In the material below, find every line with "value" and pull it out.

********************

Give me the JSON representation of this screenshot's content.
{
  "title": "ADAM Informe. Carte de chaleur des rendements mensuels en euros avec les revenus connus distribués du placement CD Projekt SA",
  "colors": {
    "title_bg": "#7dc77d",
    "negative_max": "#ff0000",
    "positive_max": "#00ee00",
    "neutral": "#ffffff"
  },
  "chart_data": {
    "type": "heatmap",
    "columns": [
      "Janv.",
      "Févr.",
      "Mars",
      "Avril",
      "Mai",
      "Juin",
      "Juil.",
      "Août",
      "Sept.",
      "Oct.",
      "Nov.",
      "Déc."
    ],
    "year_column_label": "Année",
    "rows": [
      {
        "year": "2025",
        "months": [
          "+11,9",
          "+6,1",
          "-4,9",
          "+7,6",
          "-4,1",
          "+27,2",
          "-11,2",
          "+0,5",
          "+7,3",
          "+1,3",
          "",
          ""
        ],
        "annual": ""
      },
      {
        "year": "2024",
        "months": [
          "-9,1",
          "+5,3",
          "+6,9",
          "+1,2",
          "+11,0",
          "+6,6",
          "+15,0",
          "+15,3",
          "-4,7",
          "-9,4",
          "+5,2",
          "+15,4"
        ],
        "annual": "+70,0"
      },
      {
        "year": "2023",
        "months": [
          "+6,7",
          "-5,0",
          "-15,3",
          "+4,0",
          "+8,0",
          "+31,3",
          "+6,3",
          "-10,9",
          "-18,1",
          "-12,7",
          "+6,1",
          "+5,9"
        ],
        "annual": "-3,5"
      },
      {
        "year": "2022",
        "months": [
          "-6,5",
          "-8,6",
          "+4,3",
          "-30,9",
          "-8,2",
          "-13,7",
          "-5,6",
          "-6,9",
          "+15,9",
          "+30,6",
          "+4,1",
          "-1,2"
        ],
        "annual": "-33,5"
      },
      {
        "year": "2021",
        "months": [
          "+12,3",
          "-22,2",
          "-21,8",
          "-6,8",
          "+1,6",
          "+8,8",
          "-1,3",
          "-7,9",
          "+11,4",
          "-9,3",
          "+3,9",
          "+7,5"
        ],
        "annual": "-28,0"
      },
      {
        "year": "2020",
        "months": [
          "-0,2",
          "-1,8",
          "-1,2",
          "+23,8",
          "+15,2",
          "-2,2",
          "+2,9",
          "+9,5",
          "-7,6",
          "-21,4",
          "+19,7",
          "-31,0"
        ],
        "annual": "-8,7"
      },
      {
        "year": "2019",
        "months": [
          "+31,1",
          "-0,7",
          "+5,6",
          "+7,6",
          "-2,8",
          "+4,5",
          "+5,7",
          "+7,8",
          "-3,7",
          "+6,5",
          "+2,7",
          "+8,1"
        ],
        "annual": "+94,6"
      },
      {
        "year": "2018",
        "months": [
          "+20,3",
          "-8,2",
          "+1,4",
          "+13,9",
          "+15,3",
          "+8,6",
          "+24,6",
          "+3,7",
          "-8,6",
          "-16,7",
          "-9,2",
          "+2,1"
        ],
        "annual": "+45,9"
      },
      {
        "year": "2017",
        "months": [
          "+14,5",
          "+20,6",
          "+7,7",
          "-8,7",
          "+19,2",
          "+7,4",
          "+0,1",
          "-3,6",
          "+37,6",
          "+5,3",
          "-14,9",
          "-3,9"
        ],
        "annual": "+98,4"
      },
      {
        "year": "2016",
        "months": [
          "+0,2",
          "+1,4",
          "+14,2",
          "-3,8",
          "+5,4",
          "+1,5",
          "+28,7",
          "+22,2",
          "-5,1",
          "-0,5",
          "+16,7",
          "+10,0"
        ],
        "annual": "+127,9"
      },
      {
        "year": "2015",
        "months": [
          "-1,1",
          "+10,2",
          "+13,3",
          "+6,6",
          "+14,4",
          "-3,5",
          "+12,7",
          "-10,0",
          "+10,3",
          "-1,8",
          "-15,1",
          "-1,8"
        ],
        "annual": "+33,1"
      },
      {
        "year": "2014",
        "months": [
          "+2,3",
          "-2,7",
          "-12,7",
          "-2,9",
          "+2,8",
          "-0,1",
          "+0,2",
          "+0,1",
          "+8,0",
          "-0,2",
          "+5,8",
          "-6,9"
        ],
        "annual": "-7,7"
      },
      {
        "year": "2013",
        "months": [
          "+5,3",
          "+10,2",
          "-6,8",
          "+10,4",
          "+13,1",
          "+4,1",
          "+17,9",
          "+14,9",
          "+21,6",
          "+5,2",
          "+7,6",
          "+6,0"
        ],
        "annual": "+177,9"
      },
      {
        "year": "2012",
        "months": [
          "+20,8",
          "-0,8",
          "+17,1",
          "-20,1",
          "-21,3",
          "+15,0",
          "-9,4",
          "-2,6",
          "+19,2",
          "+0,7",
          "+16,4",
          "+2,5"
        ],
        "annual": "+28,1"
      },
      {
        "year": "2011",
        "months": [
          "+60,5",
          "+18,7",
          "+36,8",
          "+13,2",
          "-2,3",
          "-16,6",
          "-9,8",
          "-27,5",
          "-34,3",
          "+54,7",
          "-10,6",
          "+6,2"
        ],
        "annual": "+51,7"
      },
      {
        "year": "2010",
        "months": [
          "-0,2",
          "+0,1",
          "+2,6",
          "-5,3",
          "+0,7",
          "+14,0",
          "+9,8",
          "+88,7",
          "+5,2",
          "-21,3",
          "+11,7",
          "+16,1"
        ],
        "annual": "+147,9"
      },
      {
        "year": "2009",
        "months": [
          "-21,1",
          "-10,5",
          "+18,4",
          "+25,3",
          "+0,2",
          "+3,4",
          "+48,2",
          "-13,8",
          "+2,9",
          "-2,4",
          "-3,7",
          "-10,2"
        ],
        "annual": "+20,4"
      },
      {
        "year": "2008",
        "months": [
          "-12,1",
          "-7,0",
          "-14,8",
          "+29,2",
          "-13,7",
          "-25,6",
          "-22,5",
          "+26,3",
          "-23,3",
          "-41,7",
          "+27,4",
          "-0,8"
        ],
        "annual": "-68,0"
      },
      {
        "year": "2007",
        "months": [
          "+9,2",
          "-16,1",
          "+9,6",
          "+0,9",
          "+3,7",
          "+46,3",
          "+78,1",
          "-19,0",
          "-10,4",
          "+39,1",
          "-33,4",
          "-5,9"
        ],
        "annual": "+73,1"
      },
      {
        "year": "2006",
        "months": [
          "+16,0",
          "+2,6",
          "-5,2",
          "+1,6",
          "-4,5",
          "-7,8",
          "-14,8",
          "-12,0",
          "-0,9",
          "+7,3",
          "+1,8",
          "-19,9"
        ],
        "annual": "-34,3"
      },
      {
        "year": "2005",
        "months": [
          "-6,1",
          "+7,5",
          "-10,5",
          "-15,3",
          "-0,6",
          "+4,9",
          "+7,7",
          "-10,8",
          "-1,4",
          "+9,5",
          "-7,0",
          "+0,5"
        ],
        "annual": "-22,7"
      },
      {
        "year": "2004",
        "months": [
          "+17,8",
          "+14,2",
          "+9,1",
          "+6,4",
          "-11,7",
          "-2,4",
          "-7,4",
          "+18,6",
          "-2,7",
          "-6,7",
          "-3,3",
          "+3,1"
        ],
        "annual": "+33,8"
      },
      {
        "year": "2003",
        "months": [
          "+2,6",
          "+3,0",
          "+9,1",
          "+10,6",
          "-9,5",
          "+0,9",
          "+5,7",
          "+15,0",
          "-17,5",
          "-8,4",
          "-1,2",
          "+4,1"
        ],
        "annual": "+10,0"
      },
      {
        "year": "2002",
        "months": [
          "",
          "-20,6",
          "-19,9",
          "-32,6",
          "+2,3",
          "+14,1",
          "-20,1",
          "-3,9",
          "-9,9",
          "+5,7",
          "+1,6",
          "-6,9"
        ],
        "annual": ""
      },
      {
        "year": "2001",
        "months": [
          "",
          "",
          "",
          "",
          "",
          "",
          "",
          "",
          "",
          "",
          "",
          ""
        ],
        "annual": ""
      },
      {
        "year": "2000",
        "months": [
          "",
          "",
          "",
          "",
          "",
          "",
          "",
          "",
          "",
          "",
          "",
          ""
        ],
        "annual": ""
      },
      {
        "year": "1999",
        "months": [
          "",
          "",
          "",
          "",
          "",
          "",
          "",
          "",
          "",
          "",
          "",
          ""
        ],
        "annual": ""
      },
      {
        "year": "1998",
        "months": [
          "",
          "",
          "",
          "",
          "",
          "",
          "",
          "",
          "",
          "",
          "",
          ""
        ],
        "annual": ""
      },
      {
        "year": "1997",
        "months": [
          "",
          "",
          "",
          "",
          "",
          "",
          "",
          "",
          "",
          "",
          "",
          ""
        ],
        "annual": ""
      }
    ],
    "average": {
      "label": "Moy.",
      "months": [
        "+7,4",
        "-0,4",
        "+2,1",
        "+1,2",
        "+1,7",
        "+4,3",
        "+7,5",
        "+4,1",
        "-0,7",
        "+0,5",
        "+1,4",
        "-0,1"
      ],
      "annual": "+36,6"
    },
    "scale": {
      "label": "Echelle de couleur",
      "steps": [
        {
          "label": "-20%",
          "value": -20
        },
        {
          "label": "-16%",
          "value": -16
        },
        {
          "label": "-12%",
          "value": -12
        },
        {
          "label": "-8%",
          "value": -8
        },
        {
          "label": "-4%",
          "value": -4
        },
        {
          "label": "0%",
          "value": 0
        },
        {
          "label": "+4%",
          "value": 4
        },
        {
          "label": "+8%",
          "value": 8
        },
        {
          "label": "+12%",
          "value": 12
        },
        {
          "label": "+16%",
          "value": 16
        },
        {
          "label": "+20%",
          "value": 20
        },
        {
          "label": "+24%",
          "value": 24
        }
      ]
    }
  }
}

********************

*SOLUTION FOR THIS PROBLEM*:
          "value": -20
          "value": -16
          "value": -12
          "value": -8
          "value": -4
          "value": 0
          "value": 4
          "value": 8
          "value": 12
          "value": 16
          "value": 20
          "value": 24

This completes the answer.